EXERCISE PROMPT :: List each line holding the string "title".
[START SUPPLIED RECORDS]
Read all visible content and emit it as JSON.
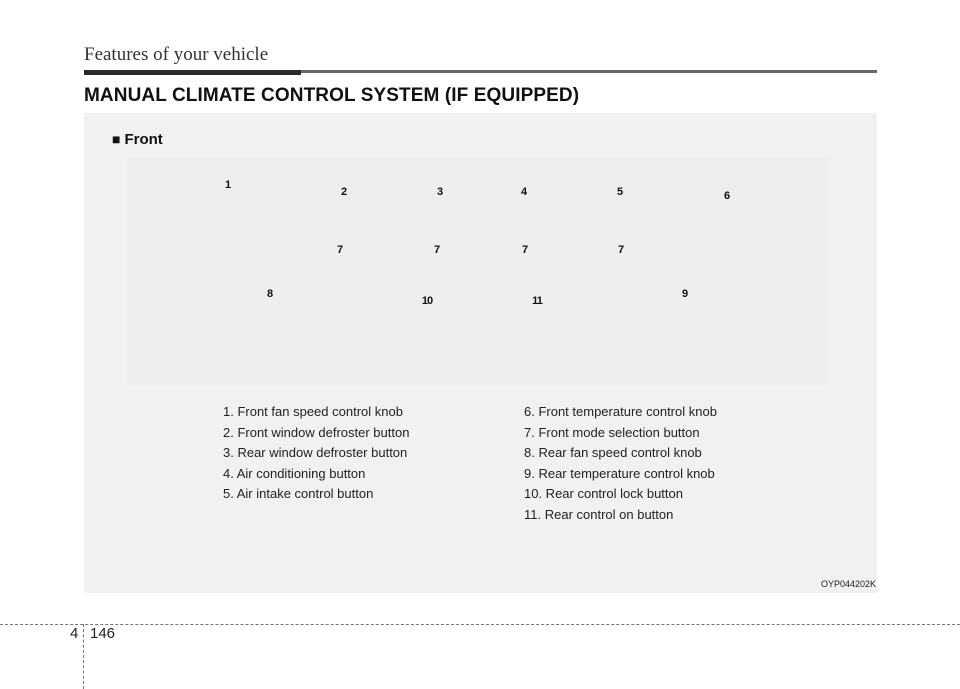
{
  "header": {
    "title": "Features of your vehicle"
  },
  "section": {
    "title": "MANUAL CLIMATE CONTROL SYSTEM (IF EQUIPPED)"
  },
  "figure": {
    "subheading_marker": "■",
    "subheading": "Front",
    "callouts": [
      "1",
      "2",
      "3",
      "4",
      "5",
      "6",
      "7",
      "7",
      "7",
      "7",
      "8",
      "10",
      "11",
      "9"
    ],
    "code": "OYP044202K"
  },
  "legend": {
    "left": [
      "1. Front fan speed control knob",
      "2. Front window defroster button",
      "3. Rear window defroster button",
      "4. Air conditioning button",
      "5. Air intake control button"
    ],
    "right": [
      "6. Front temperature control knob",
      "7. Front mode selection button",
      "8. Rear fan speed control knob",
      "9. Rear temperature control knob",
      "10. Rear control lock button",
      "11. Rear control on button"
    ]
  },
  "footer": {
    "chapter": "4",
    "page": "146"
  }
}
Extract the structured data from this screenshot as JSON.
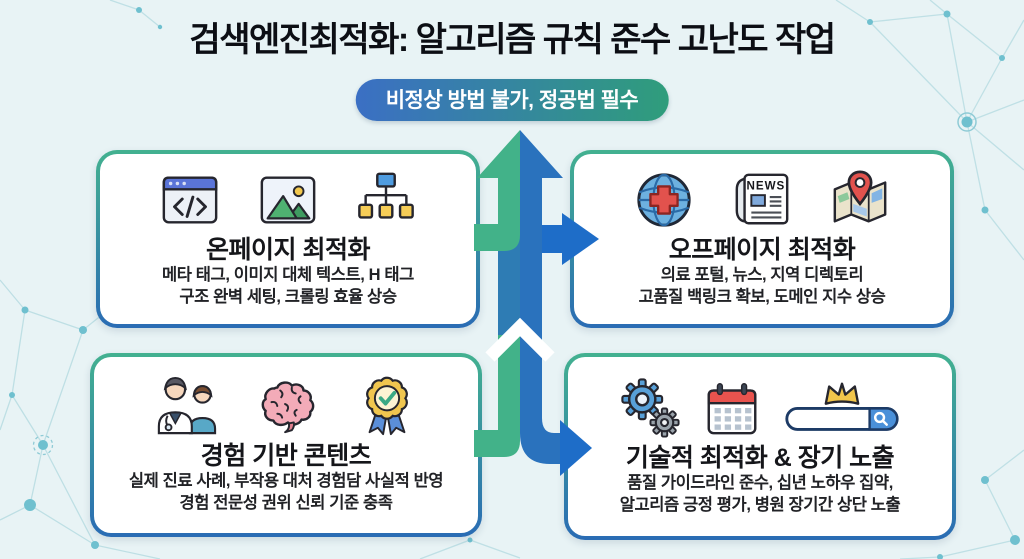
{
  "header": {
    "title": "검색엔진최적화: 알고리즘 규칙 준수 고난도 작업",
    "badge": "비정상 방법 불가, 정공법 필수"
  },
  "cards": [
    {
      "id": "onpage",
      "title": "온페이지 최적화",
      "line1": "메타 태그, 이미지 대체 텍스트, H 태그",
      "line2": "구조 완벽 세팅, 크롤링 효율 상승",
      "icons": [
        "code-browser-icon",
        "image-icon",
        "sitemap-icon"
      ]
    },
    {
      "id": "offpage",
      "title": "오프페이지 최적화",
      "line1": "의료 포털, 뉴스, 지역 디렉토리",
      "line2": "고품질 백링크 확보, 도메인 지수 상승",
      "icons": [
        "medical-globe-icon",
        "newspaper-icon",
        "map-pin-icon"
      ]
    },
    {
      "id": "experience",
      "title": "경험 기반 콘텐츠",
      "line1": "실제 진료 사례, 부작용 대처 경험담 사실적 반영",
      "line2": "경험 전문성 권위 신뢰 기준 충족",
      "icons": [
        "doctor-patient-icon",
        "brain-icon",
        "medal-icon"
      ]
    },
    {
      "id": "technical",
      "title": "기술적 최적화 & 장기 노출",
      "line1": "품질 가이드라인 준수, 십년 노하우 집약,",
      "line2": "알고리즘 긍정 평가, 병원 장기간 상단 노출",
      "icons": [
        "gears-icon",
        "calendar-icon",
        "search-rank-icon"
      ]
    }
  ],
  "icons": {
    "news_label": "NEWS"
  },
  "colors": {
    "background": "#e8f3f5",
    "badge_left": "#3b6fc4",
    "badge_right": "#2f9d7b",
    "card_border_top": "#43b190",
    "card_border_bottom": "#2a6cb4",
    "arrow_green": "#42b289",
    "arrow_blue": "#2e7cb4",
    "arrow_royal": "#2a72bd",
    "arrow_bright": "#1e6dc8"
  }
}
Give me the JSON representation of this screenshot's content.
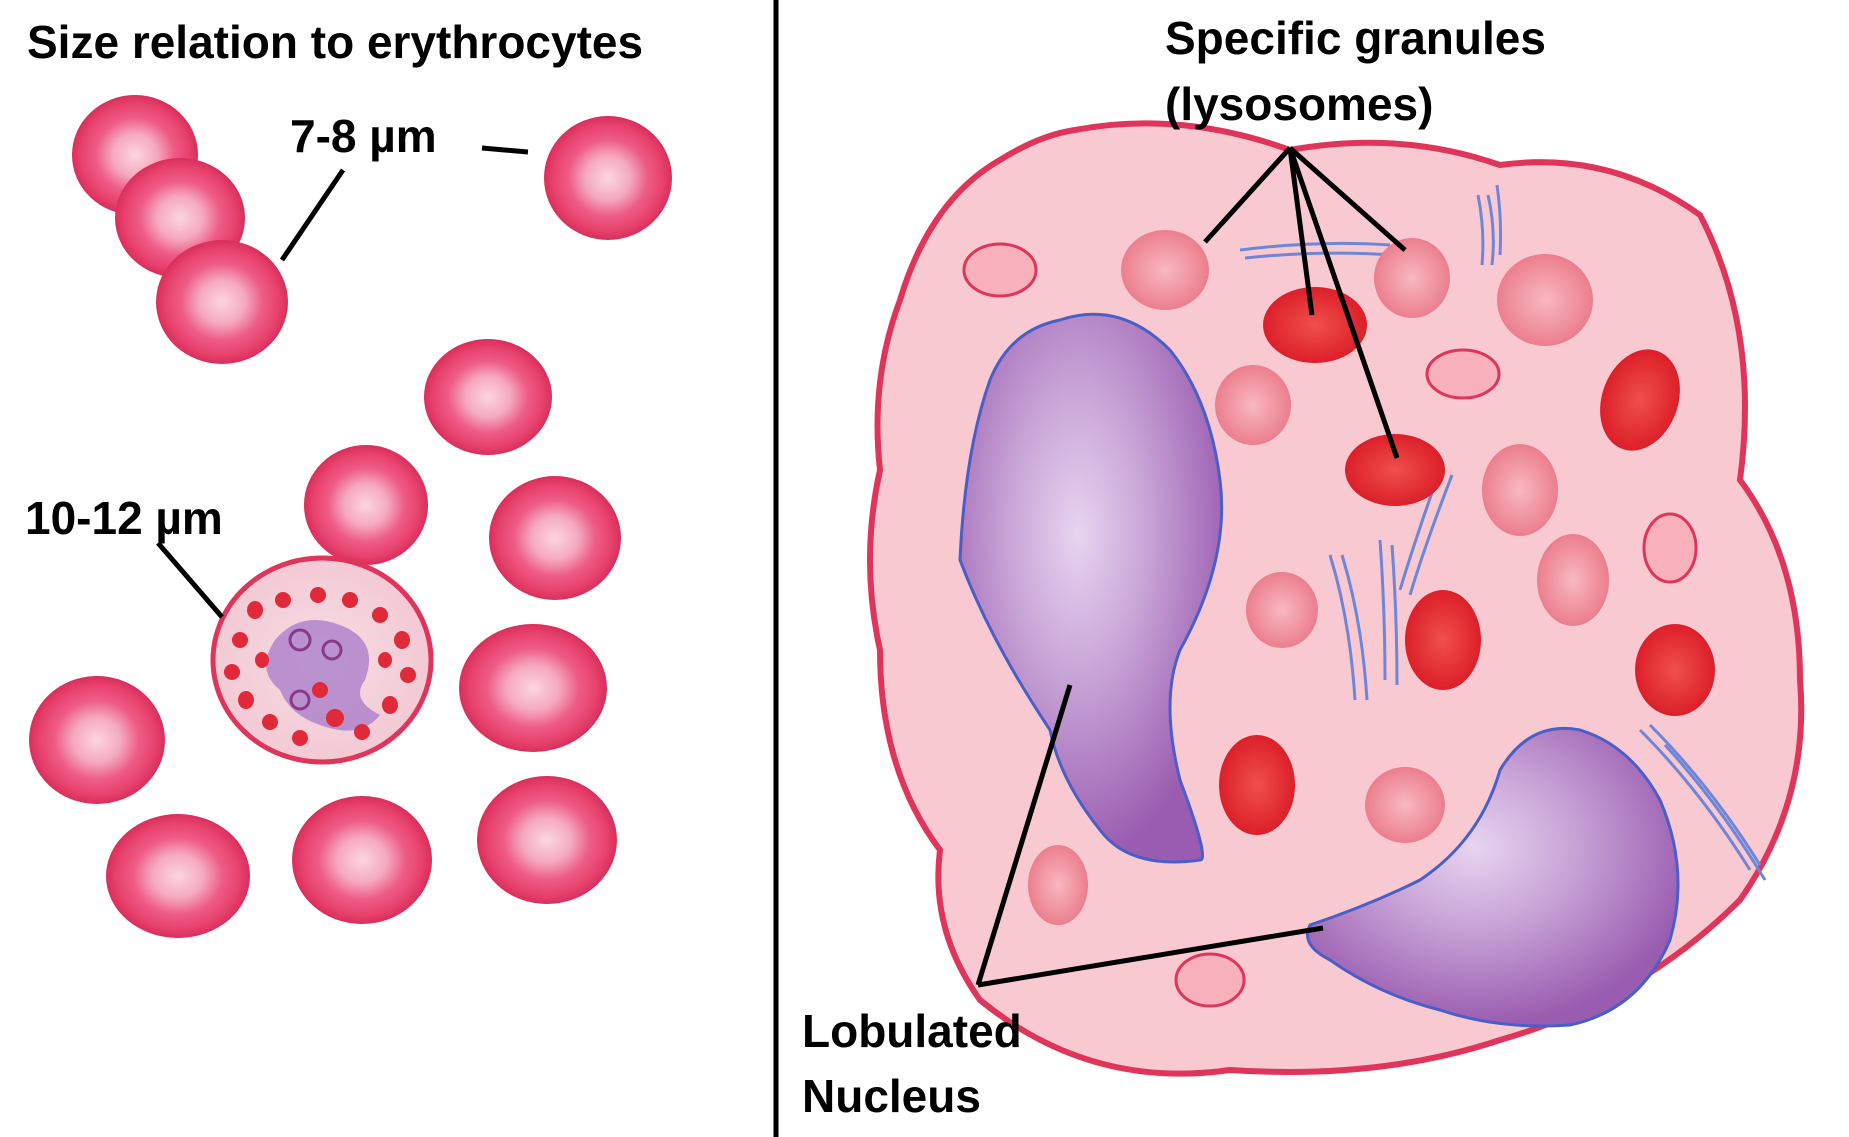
{
  "left_panel": {
    "title": "Size relation to erythrocytes",
    "rbc_size_label": "7-8  µm",
    "cell_size_label": "10-12  µm"
  },
  "right_panel": {
    "granules_label_line1": "Specific granules",
    "granules_label_line2": "(lysosomes)",
    "nucleus_label_line1": "Lobulated",
    "nucleus_label_line2": "Nucleus"
  },
  "colors": {
    "erythrocyte": "#e8426e",
    "erythrocyte_center": "#f8c6d4",
    "cytoplasm": "#f9c9d2",
    "cell_border": "#e0355a",
    "nucleus": "#a066b4",
    "nucleus_border": "#4a5ec8",
    "granule_dark": "#e8252e",
    "granule_light": "#f08a98",
    "er_blue": "#6d86d8"
  }
}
[END SUPPLIED RECORDS]
SOLUTION BELOW ::
    "title": "Features of your vehicle"
    "title": "MANUAL CLIMATE CONTROL SYSTEM (IF EQUIPPED)"
    "title": "검색엔진최적화: 알고리즘 규칙 준수 고난도 작업",
      "title": "온페이지 최적화",
      "title": "오프페이지 최적화",
      "title": "경험 기반 콘텐츠",
      "title": "기술적 최적화 & 장기 노출",
    "title": "Size relation to erythrocytes",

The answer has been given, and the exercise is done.